> [TASK OBJECTIVE]:
Reproduce each line bearing the word "correctly".
--
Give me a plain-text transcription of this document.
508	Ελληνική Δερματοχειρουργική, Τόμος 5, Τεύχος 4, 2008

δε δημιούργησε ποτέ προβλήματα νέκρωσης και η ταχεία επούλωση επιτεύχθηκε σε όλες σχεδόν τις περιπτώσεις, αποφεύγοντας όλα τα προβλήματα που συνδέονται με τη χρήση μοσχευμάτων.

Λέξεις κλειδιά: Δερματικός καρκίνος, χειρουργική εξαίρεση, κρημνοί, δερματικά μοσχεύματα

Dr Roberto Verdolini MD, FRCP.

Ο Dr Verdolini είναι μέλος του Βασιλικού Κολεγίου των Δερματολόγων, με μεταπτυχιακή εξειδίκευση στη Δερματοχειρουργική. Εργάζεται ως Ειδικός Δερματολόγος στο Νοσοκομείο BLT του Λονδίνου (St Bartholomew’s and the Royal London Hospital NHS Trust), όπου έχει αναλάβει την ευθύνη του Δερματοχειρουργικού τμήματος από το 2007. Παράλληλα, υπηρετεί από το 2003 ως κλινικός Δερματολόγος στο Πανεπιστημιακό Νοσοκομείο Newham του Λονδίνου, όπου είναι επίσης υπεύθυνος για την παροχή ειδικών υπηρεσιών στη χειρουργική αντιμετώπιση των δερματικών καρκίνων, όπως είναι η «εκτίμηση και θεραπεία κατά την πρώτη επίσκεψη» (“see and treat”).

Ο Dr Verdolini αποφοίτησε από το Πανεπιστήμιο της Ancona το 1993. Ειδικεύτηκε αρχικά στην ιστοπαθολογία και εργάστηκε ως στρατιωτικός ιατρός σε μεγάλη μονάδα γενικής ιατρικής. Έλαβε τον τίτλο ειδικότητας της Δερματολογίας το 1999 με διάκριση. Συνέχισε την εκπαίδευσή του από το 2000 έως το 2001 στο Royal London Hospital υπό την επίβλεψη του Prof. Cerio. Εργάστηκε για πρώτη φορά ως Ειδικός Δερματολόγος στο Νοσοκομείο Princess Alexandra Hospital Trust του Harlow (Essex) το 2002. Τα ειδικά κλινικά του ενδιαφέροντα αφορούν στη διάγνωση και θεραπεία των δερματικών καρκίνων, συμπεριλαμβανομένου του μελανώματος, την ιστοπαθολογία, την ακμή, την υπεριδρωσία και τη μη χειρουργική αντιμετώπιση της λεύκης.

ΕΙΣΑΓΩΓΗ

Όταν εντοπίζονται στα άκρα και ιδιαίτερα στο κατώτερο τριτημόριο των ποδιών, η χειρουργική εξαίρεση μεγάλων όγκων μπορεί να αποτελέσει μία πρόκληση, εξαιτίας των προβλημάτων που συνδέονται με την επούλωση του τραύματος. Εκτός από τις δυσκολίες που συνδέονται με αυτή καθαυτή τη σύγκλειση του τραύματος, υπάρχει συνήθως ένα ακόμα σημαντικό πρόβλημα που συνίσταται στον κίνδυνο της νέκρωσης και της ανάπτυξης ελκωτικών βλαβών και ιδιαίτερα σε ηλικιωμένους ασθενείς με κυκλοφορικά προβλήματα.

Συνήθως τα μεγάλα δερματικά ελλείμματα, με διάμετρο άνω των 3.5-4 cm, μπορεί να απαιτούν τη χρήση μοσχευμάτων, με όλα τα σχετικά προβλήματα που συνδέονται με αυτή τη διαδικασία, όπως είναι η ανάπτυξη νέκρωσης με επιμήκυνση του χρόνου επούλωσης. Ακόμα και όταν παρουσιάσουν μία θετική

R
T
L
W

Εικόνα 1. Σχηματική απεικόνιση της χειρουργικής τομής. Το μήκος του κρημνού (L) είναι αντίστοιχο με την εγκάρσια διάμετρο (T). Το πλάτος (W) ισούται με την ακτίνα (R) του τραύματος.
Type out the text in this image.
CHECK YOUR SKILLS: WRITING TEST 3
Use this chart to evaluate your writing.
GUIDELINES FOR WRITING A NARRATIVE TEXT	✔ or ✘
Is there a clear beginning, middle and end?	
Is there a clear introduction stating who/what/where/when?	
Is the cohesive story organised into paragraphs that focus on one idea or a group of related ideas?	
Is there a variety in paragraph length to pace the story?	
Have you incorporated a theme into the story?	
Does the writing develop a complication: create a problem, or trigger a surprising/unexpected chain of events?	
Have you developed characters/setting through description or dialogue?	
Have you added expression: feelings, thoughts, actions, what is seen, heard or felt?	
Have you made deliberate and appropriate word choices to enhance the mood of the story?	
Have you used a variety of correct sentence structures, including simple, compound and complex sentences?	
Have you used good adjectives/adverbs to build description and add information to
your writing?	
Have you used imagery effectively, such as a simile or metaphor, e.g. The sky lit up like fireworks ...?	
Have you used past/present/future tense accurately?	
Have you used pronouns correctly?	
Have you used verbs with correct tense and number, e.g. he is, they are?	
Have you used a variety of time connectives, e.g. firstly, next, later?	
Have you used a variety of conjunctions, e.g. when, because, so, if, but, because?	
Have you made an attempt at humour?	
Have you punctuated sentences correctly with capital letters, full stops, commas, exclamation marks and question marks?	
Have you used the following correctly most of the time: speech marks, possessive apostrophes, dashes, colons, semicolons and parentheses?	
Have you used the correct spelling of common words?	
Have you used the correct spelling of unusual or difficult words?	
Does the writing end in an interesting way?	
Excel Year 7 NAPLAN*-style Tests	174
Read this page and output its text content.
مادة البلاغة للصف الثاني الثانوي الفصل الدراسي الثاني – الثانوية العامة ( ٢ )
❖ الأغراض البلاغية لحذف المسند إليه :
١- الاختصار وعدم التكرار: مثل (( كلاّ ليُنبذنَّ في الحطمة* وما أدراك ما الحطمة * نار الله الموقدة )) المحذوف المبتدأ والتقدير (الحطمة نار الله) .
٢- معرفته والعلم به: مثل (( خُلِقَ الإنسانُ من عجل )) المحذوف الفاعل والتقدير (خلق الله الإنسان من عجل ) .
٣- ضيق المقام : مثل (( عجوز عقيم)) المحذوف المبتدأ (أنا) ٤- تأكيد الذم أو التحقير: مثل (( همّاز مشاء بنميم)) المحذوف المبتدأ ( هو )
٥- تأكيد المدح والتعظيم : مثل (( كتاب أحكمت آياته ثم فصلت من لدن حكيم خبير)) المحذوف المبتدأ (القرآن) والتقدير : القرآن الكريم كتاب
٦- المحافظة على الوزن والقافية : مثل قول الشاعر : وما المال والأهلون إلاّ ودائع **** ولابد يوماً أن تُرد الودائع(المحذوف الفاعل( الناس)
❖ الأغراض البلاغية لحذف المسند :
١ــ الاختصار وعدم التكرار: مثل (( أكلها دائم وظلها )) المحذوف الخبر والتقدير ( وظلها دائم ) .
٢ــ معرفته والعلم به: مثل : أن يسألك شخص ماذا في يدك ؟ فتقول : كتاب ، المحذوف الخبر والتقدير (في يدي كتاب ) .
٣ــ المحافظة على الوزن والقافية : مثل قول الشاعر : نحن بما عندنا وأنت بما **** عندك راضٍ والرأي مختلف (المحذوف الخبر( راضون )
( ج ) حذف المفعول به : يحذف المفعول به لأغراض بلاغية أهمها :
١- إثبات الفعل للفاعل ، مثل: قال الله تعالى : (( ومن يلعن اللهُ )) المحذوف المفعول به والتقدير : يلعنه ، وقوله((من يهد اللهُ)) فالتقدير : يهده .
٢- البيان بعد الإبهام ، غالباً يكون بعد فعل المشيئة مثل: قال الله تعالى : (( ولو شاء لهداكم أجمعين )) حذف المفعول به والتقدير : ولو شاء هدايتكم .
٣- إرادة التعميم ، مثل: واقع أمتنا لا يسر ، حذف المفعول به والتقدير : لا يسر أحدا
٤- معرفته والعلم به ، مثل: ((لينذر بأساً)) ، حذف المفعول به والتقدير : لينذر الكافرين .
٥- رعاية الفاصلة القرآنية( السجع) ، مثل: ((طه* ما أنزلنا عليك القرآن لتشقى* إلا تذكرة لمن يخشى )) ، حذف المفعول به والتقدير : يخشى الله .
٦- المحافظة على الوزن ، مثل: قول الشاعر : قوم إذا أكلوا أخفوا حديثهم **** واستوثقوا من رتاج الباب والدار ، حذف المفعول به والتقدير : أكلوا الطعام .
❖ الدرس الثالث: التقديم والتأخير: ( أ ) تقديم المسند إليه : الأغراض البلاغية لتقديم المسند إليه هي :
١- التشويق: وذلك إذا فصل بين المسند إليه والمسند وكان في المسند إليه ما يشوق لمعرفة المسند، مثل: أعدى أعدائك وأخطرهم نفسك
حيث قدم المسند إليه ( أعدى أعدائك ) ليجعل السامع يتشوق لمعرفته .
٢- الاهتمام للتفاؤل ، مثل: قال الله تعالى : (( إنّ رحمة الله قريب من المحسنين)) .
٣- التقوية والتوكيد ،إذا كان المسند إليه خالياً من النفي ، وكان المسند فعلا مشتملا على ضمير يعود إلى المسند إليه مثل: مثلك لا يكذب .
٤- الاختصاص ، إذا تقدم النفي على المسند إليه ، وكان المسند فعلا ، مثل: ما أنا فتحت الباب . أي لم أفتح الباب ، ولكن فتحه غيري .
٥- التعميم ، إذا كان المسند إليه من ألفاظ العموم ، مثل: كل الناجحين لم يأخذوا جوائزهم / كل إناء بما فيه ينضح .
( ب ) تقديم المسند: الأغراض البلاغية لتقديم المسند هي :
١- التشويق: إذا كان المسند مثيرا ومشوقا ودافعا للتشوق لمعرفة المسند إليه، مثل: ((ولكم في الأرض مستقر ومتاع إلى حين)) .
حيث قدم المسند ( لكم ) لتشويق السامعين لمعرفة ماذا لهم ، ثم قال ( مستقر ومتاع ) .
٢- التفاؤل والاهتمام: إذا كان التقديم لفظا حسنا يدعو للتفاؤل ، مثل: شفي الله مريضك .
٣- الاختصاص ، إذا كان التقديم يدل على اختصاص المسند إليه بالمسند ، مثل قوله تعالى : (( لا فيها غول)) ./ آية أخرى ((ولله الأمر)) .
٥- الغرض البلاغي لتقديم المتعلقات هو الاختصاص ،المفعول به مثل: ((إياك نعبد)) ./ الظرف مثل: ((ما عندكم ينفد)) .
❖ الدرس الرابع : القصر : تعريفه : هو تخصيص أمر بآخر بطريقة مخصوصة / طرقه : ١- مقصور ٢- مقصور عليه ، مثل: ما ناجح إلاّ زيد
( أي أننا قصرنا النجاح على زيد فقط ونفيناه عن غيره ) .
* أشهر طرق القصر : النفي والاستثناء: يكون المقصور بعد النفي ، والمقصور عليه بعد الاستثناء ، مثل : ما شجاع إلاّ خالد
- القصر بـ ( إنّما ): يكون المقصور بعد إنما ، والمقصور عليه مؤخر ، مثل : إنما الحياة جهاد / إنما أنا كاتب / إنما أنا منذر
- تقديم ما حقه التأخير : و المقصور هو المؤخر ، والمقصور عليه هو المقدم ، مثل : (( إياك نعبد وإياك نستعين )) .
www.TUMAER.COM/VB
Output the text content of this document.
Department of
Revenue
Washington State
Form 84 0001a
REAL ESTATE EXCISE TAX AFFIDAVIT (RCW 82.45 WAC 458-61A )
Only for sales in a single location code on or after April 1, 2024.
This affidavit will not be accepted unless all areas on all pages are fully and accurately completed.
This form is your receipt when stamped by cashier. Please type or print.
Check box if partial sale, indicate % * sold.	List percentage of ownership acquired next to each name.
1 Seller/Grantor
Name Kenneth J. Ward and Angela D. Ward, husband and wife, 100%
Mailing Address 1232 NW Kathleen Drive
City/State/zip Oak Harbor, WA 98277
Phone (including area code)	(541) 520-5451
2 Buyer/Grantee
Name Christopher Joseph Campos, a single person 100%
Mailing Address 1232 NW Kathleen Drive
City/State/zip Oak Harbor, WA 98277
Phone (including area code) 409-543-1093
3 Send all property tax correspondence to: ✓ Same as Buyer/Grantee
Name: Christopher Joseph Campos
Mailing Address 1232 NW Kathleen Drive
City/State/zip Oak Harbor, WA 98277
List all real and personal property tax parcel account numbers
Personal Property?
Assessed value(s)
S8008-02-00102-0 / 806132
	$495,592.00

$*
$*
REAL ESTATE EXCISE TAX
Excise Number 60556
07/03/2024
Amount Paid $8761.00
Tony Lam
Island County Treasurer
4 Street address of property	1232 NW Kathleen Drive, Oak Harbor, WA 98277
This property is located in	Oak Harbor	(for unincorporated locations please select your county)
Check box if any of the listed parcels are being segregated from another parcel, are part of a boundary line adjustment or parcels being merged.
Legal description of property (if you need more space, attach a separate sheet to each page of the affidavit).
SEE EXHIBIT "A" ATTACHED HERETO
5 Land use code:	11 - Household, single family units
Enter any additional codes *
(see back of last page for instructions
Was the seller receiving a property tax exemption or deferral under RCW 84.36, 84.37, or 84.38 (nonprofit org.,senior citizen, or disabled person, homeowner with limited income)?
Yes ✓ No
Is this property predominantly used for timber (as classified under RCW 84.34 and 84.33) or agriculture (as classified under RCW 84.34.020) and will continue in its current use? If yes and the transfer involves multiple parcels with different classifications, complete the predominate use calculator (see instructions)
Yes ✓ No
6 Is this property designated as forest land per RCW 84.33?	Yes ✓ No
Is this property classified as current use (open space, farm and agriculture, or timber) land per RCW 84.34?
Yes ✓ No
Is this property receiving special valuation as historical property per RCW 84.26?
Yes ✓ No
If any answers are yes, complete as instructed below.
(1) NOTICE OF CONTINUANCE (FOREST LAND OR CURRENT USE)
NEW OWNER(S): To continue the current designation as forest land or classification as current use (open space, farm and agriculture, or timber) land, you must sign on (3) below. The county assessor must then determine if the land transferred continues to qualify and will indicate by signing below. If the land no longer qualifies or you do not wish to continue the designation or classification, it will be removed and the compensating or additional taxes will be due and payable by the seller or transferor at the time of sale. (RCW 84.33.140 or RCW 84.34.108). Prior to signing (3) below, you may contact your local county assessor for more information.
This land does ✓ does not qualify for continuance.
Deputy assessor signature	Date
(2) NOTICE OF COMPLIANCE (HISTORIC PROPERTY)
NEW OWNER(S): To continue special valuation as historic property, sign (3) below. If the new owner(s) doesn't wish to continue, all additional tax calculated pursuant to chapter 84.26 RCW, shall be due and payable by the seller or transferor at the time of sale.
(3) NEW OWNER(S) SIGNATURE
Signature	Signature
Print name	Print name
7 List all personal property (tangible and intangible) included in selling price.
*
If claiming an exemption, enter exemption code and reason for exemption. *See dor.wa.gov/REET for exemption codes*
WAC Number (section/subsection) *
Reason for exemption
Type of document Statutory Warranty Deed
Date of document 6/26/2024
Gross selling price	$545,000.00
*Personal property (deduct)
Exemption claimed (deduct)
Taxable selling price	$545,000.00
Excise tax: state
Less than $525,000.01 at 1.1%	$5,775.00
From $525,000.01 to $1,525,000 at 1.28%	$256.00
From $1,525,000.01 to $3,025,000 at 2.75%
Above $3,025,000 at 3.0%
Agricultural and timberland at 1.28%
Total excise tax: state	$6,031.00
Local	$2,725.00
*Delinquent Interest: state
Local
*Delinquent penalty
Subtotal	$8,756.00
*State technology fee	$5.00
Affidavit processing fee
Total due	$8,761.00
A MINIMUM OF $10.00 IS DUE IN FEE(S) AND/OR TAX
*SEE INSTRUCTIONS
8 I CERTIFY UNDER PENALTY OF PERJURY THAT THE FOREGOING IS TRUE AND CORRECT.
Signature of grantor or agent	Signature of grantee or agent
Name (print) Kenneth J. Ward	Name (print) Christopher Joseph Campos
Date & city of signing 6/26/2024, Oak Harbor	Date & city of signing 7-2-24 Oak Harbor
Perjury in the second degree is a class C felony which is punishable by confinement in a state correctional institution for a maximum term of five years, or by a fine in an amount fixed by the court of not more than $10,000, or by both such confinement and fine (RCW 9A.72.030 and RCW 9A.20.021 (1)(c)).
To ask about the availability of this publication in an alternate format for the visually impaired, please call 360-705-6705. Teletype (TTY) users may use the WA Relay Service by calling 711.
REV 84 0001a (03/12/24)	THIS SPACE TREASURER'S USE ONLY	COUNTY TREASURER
--
> [RESPONSE]:
Have you used pronouns correctly?	
Have you punctuated sentences correctly with capital letters, full stops, commas, exclamation marks and question marks?	
Have you used the following correctly most of the time: speech marks, possessive apostrophes, dashes, colons, semicolons and parentheses?	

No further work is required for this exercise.